Dataset rows
######
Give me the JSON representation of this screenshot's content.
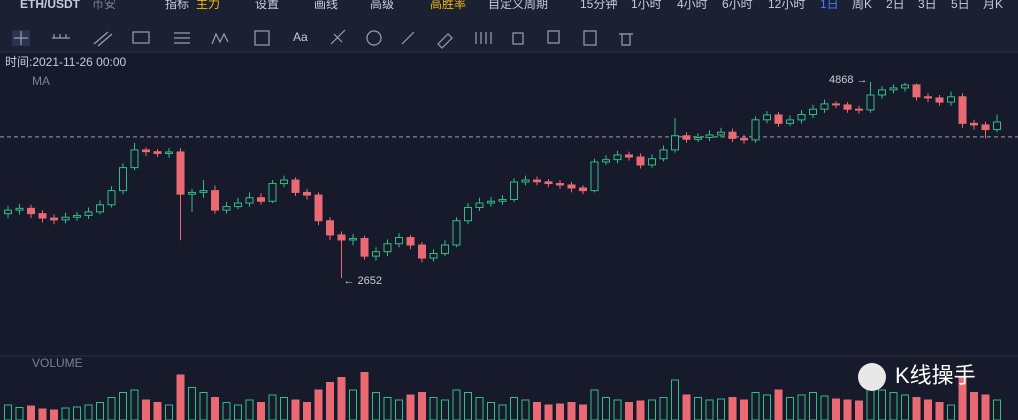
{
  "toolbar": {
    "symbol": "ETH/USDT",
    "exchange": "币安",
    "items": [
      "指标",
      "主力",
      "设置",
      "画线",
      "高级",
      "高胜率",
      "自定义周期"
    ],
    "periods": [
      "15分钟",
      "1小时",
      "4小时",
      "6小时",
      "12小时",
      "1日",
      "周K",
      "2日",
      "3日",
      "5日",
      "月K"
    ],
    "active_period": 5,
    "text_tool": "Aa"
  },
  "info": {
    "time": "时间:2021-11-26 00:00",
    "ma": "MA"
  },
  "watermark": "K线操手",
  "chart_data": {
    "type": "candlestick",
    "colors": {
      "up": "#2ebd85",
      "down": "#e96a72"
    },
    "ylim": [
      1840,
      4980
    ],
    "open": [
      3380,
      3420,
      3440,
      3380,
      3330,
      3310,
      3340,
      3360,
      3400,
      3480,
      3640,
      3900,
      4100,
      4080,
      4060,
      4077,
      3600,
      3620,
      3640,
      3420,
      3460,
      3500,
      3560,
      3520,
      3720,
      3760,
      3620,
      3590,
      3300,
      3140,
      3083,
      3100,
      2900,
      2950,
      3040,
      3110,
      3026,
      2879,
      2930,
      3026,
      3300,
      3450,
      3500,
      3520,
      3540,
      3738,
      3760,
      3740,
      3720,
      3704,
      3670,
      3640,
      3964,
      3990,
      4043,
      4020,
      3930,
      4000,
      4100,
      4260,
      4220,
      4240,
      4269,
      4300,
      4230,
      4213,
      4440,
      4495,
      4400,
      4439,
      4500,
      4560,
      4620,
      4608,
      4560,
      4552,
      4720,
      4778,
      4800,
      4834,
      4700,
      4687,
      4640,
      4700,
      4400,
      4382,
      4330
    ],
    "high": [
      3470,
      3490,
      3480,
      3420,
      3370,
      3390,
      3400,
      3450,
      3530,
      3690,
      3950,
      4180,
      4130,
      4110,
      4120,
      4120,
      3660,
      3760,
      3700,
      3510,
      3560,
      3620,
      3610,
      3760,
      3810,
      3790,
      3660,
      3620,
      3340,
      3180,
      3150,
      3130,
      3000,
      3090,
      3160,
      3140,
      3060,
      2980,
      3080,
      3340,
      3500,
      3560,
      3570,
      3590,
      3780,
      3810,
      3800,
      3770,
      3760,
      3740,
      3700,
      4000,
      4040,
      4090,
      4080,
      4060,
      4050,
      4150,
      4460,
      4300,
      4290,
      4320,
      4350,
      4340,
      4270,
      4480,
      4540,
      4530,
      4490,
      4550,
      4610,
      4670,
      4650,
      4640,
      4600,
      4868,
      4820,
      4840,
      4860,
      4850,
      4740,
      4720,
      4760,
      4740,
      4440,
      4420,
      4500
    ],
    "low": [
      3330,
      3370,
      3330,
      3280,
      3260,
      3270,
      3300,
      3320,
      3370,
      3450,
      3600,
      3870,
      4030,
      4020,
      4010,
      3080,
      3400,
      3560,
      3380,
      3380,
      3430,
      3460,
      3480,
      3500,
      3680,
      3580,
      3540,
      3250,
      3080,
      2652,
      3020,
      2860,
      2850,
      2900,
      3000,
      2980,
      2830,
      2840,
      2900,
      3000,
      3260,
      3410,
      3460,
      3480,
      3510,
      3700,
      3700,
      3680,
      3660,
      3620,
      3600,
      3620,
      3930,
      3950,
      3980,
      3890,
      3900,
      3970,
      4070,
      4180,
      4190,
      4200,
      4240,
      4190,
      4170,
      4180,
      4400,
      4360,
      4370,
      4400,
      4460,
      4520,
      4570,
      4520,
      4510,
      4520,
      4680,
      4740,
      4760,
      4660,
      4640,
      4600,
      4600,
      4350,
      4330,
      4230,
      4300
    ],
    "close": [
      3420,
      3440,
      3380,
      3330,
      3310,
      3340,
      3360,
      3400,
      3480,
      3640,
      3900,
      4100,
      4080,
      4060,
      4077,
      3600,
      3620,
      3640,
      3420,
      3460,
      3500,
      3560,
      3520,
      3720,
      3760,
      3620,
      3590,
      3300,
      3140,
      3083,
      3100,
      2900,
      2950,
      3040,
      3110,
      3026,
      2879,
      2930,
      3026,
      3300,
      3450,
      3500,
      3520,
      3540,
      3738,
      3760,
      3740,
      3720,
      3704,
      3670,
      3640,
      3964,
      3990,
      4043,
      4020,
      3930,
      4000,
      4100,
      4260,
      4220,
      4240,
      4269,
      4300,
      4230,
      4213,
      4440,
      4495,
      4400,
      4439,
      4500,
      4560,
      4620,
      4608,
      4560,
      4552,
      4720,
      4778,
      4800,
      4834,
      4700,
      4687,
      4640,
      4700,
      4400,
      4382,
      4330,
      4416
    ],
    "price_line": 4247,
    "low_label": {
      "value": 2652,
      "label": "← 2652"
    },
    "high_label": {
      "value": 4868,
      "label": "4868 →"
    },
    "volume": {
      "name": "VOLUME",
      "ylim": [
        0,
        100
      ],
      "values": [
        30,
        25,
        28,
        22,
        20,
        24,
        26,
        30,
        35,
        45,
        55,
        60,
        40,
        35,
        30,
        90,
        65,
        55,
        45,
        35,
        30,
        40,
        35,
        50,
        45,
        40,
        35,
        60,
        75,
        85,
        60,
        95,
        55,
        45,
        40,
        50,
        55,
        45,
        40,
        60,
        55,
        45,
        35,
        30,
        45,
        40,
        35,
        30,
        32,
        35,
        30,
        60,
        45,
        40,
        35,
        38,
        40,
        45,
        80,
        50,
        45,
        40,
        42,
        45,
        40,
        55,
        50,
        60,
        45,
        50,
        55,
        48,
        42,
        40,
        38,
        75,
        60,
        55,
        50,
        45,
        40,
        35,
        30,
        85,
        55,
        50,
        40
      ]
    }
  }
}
######
• **WHAT TO DO**: Transcribe all of the records above character for character. Exclude the pictures.

• **FINISHED TASK**:
Give me the JSON representation of this screenshot's content.
{
  "toolbar": {
    "symbol": "ETH/USDT",
    "exchange": "币安",
    "items": [
      "指标",
      "主力",
      "设置",
      "画线",
      "高级",
      "高胜率",
      "自定义周期"
    ],
    "periods": [
      "15分钟",
      "1小时",
      "4小时",
      "6小时",
      "12小时",
      "1日",
      "周K",
      "2日",
      "3日",
      "5日",
      "月K"
    ],
    "active_period": 5,
    "text_tool": "Aa"
  },
  "info": {
    "time": "时间:2021-11-26 00:00",
    "ma": "MA"
  },
  "watermark": "K线操手",
  "chart_data": {
    "type": "candlestick",
    "colors": {
      "up": "#2ebd85",
      "down": "#e96a72"
    },
    "ylim": [
      1840,
      4980
    ],
    "open": [
      3380,
      3420,
      3440,
      3380,
      3330,
      3310,
      3340,
      3360,
      3400,
      3480,
      3640,
      3900,
      4100,
      4080,
      4060,
      4077,
      3600,
      3620,
      3640,
      3420,
      3460,
      3500,
      3560,
      3520,
      3720,
      3760,
      3620,
      3590,
      3300,
      3140,
      3083,
      3100,
      2900,
      2950,
      3040,
      3110,
      3026,
      2879,
      2930,
      3026,
      3300,
      3450,
      3500,
      3520,
      3540,
      3738,
      3760,
      3740,
      3720,
      3704,
      3670,
      3640,
      3964,
      3990,
      4043,
      4020,
      3930,
      4000,
      4100,
      4260,
      4220,
      4240,
      4269,
      4300,
      4230,
      4213,
      4440,
      4495,
      4400,
      4439,
      4500,
      4560,
      4620,
      4608,
      4560,
      4552,
      4720,
      4778,
      4800,
      4834,
      4700,
      4687,
      4640,
      4700,
      4400,
      4382,
      4330
    ],
    "high": [
      3470,
      3490,
      3480,
      3420,
      3370,
      3390,
      3400,
      3450,
      3530,
      3690,
      3950,
      4180,
      4130,
      4110,
      4120,
      4120,
      3660,
      3760,
      3700,
      3510,
      3560,
      3620,
      3610,
      3760,
      3810,
      3790,
      3660,
      3620,
      3340,
      3180,
      3150,
      3130,
      3000,
      3090,
      3160,
      3140,
      3060,
      2980,
      3080,
      3340,
      3500,
      3560,
      3570,
      3590,
      3780,
      3810,
      3800,
      3770,
      3760,
      3740,
      3700,
      4000,
      4040,
      4090,
      4080,
      4060,
      4050,
      4150,
      4460,
      4300,
      4290,
      4320,
      4350,
      4340,
      4270,
      4480,
      4540,
      4530,
      4490,
      4550,
      4610,
      4670,
      4650,
      4640,
      4600,
      4868,
      4820,
      4840,
      4860,
      4850,
      4740,
      4720,
      4760,
      4740,
      4440,
      4420,
      4500
    ],
    "low": [
      3330,
      3370,
      3330,
      3280,
      3260,
      3270,
      3300,
      3320,
      3370,
      3450,
      3600,
      3870,
      4030,
      4020,
      4010,
      3080,
      3400,
      3560,
      3380,
      3380,
      3430,
      3460,
      3480,
      3500,
      3680,
      3580,
      3540,
      3250,
      3080,
      2652,
      3020,
      2860,
      2850,
      2900,
      3000,
      2980,
      2830,
      2840,
      2900,
      3000,
      3260,
      3410,
      3460,
      3480,
      3510,
      3700,
      3700,
      3680,
      3660,
      3620,
      3600,
      3620,
      3930,
      3950,
      3980,
      3890,
      3900,
      3970,
      4070,
      4180,
      4190,
      4200,
      4240,
      4190,
      4170,
      4180,
      4400,
      4360,
      4370,
      4400,
      4460,
      4520,
      4570,
      4520,
      4510,
      4520,
      4680,
      4740,
      4760,
      4660,
      4640,
      4600,
      4600,
      4350,
      4330,
      4230,
      4300
    ],
    "close": [
      3420,
      3440,
      3380,
      3330,
      3310,
      3340,
      3360,
      3400,
      3480,
      3640,
      3900,
      4100,
      4080,
      4060,
      4077,
      3600,
      3620,
      3640,
      3420,
      3460,
      3500,
      3560,
      3520,
      3720,
      3760,
      3620,
      3590,
      3300,
      3140,
      3083,
      3100,
      2900,
      2950,
      3040,
      3110,
      3026,
      2879,
      2930,
      3026,
      3300,
      3450,
      3500,
      3520,
      3540,
      3738,
      3760,
      3740,
      3720,
      3704,
      3670,
      3640,
      3964,
      3990,
      4043,
      4020,
      3930,
      4000,
      4100,
      4260,
      4220,
      4240,
      4269,
      4300,
      4230,
      4213,
      4440,
      4495,
      4400,
      4439,
      4500,
      4560,
      4620,
      4608,
      4560,
      4552,
      4720,
      4778,
      4800,
      4834,
      4700,
      4687,
      4640,
      4700,
      4400,
      4382,
      4330,
      4416
    ],
    "price_line": 4247,
    "low_label": {
      "value": 2652,
      "label": "← 2652"
    },
    "high_label": {
      "value": 4868,
      "label": "4868 →"
    },
    "volume": {
      "name": "VOLUME",
      "ylim": [
        0,
        100
      ],
      "values": [
        30,
        25,
        28,
        22,
        20,
        24,
        26,
        30,
        35,
        45,
        55,
        60,
        40,
        35,
        30,
        90,
        65,
        55,
        45,
        35,
        30,
        40,
        35,
        50,
        45,
        40,
        35,
        60,
        75,
        85,
        60,
        95,
        55,
        45,
        40,
        50,
        55,
        45,
        40,
        60,
        55,
        45,
        35,
        30,
        45,
        40,
        35,
        30,
        32,
        35,
        30,
        60,
        45,
        40,
        35,
        38,
        40,
        45,
        80,
        50,
        45,
        40,
        42,
        45,
        40,
        55,
        50,
        60,
        45,
        50,
        55,
        48,
        42,
        40,
        38,
        75,
        60,
        55,
        50,
        45,
        40,
        35,
        30,
        85,
        55,
        50,
        40
      ]
    }
  }
}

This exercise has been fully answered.